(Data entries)
────
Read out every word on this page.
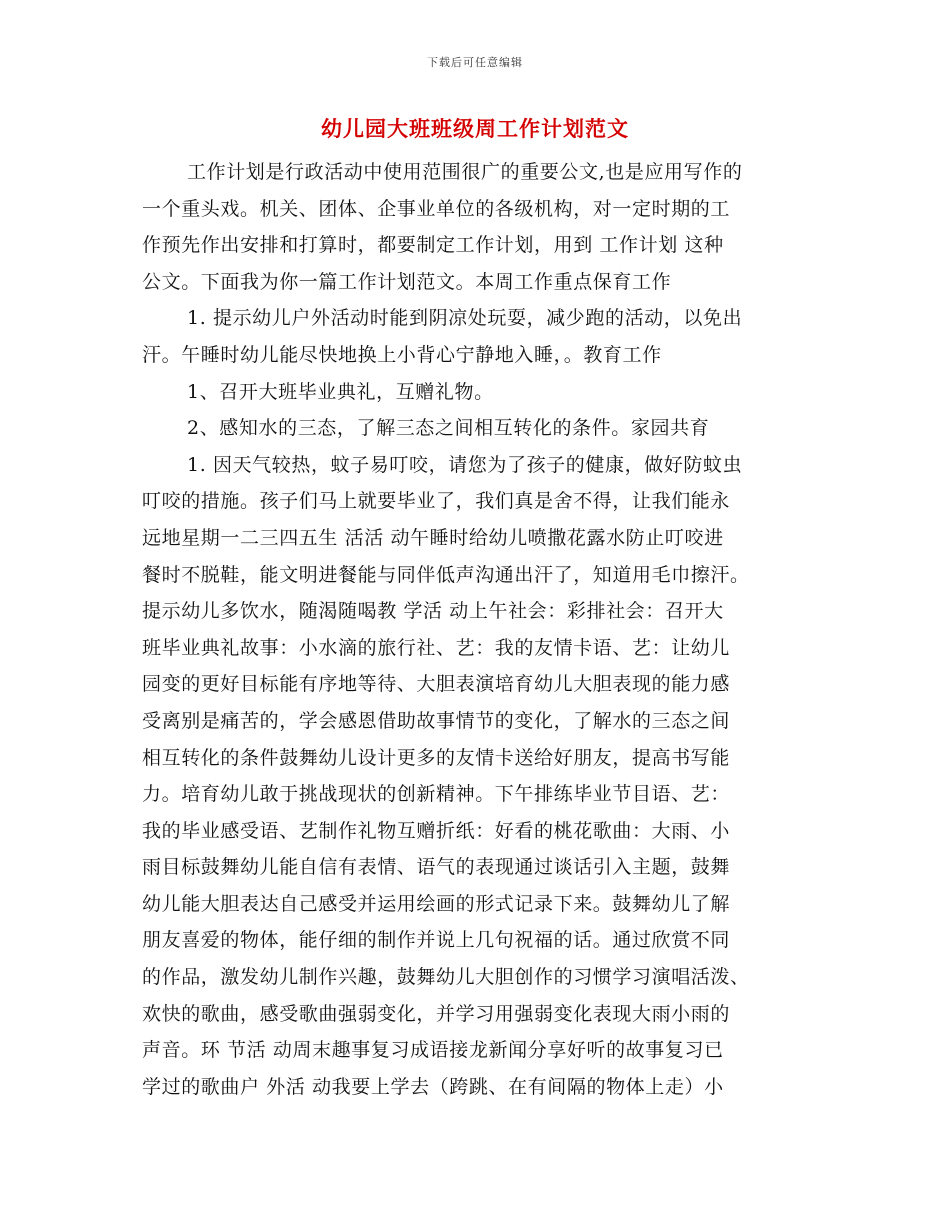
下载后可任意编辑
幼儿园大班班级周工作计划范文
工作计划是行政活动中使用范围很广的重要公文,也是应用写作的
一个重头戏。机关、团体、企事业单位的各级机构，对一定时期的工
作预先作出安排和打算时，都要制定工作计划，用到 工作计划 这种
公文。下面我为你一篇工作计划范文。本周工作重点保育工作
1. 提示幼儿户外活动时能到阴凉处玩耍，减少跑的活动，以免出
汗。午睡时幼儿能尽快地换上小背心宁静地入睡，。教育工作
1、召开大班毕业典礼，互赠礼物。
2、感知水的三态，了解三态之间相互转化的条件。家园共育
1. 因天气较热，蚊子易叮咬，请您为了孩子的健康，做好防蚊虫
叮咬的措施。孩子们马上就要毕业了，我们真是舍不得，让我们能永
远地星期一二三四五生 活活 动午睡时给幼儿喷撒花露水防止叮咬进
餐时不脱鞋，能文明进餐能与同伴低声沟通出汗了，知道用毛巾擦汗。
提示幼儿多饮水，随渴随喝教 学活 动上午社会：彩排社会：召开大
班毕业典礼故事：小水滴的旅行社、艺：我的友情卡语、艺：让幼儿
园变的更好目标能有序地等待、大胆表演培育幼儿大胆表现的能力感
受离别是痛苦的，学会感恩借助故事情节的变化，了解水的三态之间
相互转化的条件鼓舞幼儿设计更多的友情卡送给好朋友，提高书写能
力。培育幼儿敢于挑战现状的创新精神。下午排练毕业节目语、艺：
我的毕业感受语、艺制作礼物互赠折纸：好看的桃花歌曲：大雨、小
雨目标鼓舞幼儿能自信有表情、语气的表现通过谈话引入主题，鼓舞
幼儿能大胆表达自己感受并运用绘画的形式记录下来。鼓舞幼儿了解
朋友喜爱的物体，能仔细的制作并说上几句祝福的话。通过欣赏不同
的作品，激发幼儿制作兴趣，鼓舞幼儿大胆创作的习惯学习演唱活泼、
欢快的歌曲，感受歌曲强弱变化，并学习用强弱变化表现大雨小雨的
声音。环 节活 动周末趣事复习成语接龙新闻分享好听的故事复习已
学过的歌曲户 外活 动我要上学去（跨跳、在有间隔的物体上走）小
────
» **Written problem**
Reproduce every record word for word. The copy must contain no pictures.

» **Full output**
Read out every word on this page.
下载后可任意编辑
幼儿园大班班级周工作计划范文
工作计划是行政活动中使用范围很广的重要公文,也是应用写作的
一个重头戏。机关、团体、企事业单位的各级机构，对一定时期的工
作预先作出安排和打算时，都要制定工作计划，用到 工作计划 这种
公文。下面我为你一篇工作计划范文。本周工作重点保育工作
1. 提示幼儿户外活动时能到阴凉处玩耍，减少跑的活动，以免出
汗。午睡时幼儿能尽快地换上小背心宁静地入睡，。教育工作
1、召开大班毕业典礼，互赠礼物。
2、感知水的三态，了解三态之间相互转化的条件。家园共育
1. 因天气较热，蚊子易叮咬，请您为了孩子的健康，做好防蚊虫
叮咬的措施。孩子们马上就要毕业了，我们真是舍不得，让我们能永
远地星期一二三四五生 活活 动午睡时给幼儿喷撒花露水防止叮咬进
餐时不脱鞋，能文明进餐能与同伴低声沟通出汗了，知道用毛巾擦汗。
提示幼儿多饮水，随渴随喝教 学活 动上午社会：彩排社会：召开大
班毕业典礼故事：小水滴的旅行社、艺：我的友情卡语、艺：让幼儿
园变的更好目标能有序地等待、大胆表演培育幼儿大胆表现的能力感
受离别是痛苦的，学会感恩借助故事情节的变化，了解水的三态之间
相互转化的条件鼓舞幼儿设计更多的友情卡送给好朋友，提高书写能
力。培育幼儿敢于挑战现状的创新精神。下午排练毕业节目语、艺：
我的毕业感受语、艺制作礼物互赠折纸：好看的桃花歌曲：大雨、小
雨目标鼓舞幼儿能自信有表情、语气的表现通过谈话引入主题，鼓舞
幼儿能大胆表达自己感受并运用绘画的形式记录下来。鼓舞幼儿了解
朋友喜爱的物体，能仔细的制作并说上几句祝福的话。通过欣赏不同
的作品，激发幼儿制作兴趣，鼓舞幼儿大胆创作的习惯学习演唱活泼、
欢快的歌曲，感受歌曲强弱变化，并学习用强弱变化表现大雨小雨的
声音。环 节活 动周末趣事复习成语接龙新闻分享好听的故事复习已
学过的歌曲户 外活 动我要上学去（跨跳、在有间隔的物体上走）小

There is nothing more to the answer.